WORK TO COMPLETE: Scan the data that follows and count the lines with the string "бюджет"; answer with the count alone.

DATA:

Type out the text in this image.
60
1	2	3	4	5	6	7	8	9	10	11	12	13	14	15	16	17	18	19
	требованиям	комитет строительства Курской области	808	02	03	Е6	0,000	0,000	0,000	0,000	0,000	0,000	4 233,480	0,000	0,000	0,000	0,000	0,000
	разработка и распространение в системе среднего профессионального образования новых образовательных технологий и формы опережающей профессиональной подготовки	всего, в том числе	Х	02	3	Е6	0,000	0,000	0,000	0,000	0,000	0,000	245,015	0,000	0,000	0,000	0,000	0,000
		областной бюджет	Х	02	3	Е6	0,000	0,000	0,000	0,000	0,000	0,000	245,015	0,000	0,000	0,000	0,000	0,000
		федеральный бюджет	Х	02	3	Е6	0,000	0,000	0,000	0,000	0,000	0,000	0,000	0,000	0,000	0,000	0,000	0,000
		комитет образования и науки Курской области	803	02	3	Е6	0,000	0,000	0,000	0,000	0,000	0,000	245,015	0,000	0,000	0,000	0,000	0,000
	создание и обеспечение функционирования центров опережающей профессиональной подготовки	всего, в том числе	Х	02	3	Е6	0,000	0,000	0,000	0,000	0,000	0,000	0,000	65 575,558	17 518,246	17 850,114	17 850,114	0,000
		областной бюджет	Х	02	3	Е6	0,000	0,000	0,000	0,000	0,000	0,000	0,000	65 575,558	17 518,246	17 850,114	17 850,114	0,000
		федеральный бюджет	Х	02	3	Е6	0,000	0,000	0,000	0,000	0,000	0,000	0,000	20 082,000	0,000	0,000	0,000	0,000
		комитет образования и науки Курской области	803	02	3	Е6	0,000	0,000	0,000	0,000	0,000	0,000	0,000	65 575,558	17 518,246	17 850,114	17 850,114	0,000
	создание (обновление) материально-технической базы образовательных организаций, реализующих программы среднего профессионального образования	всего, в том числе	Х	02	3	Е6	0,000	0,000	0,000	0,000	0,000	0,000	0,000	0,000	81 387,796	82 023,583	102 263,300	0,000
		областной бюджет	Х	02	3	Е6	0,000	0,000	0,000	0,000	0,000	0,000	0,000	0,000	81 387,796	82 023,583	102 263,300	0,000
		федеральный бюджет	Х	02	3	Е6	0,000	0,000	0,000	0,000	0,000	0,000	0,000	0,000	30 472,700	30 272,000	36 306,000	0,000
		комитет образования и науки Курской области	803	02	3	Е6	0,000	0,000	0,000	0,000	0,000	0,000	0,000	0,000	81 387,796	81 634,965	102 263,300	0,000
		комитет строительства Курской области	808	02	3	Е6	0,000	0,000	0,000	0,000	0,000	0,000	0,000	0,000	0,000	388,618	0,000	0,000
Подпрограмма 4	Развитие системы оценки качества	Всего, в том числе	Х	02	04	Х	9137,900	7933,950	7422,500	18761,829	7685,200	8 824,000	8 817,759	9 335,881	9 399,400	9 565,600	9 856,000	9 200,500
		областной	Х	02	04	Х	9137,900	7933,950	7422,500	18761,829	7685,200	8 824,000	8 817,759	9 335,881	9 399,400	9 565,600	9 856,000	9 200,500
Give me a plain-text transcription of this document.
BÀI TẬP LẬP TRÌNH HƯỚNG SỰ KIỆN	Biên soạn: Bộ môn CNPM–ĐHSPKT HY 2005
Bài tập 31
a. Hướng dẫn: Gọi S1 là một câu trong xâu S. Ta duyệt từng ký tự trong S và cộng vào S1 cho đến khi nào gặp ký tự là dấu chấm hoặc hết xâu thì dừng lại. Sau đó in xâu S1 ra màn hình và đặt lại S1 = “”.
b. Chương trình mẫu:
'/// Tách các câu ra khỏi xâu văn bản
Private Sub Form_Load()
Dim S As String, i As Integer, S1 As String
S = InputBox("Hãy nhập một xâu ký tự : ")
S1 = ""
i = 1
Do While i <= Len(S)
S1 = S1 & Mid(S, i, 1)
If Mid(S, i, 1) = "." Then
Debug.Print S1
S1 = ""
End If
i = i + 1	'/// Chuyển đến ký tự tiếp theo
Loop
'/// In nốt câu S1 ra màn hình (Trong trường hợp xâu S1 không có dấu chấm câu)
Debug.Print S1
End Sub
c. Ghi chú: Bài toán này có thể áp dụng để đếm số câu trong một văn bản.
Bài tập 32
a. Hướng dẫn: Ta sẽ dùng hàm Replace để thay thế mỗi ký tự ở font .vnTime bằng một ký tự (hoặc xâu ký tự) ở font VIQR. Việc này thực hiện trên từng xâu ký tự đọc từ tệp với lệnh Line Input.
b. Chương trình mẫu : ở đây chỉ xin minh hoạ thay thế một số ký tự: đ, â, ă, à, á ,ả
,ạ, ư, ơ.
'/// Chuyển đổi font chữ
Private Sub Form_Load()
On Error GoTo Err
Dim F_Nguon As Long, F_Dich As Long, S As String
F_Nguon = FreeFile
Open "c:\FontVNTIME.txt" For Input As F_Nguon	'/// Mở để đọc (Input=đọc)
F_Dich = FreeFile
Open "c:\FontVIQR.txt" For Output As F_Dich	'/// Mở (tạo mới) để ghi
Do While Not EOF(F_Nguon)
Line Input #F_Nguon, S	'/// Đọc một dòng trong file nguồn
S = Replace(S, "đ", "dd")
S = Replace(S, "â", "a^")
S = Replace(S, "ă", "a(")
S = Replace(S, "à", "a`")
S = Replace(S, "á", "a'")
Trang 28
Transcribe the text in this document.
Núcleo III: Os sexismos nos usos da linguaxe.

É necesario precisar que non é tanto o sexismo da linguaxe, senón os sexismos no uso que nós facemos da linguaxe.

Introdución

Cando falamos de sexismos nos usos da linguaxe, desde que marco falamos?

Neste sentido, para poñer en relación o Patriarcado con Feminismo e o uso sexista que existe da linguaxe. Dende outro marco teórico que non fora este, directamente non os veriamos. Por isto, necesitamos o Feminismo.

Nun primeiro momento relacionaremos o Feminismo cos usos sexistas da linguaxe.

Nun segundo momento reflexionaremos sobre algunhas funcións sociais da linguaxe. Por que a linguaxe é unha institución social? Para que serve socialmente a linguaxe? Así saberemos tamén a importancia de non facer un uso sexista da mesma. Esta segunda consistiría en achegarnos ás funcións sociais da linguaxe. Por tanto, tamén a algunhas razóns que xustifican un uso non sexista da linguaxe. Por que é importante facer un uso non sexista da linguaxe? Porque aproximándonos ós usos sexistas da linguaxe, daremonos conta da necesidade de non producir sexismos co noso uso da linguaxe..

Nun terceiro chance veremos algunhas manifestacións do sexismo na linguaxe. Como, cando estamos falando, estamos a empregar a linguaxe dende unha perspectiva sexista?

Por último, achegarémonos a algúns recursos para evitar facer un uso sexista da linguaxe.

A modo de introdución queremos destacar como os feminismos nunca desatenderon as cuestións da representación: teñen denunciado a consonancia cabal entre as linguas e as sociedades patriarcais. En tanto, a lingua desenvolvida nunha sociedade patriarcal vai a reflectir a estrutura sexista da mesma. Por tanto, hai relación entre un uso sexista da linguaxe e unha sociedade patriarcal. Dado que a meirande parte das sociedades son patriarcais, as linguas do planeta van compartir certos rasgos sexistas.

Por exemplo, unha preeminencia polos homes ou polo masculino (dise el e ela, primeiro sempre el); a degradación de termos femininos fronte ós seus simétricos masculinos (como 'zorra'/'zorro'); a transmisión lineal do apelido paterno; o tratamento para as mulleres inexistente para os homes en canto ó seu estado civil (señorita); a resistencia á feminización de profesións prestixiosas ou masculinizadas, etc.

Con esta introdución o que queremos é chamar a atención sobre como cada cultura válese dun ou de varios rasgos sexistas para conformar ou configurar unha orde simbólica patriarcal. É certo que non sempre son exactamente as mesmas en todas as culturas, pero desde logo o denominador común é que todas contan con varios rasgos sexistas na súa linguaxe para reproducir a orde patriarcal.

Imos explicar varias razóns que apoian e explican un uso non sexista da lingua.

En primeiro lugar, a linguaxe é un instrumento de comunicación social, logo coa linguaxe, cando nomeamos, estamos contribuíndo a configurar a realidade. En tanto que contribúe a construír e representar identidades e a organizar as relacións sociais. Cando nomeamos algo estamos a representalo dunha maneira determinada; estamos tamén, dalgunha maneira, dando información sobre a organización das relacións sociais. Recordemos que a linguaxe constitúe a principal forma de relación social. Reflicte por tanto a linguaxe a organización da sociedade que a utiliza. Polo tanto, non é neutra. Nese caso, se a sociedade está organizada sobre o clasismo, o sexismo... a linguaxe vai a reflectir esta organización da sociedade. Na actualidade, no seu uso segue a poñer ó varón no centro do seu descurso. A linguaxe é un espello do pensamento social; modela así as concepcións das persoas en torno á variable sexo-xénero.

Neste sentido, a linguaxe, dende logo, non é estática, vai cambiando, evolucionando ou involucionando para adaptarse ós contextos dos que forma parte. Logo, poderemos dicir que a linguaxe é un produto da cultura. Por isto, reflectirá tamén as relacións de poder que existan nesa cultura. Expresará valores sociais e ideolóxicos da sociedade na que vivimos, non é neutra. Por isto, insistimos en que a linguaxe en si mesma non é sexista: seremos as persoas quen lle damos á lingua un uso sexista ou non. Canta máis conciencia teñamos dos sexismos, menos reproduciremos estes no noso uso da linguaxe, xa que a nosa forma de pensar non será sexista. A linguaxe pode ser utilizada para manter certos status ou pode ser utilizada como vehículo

ANSWER TO THE TASK: 6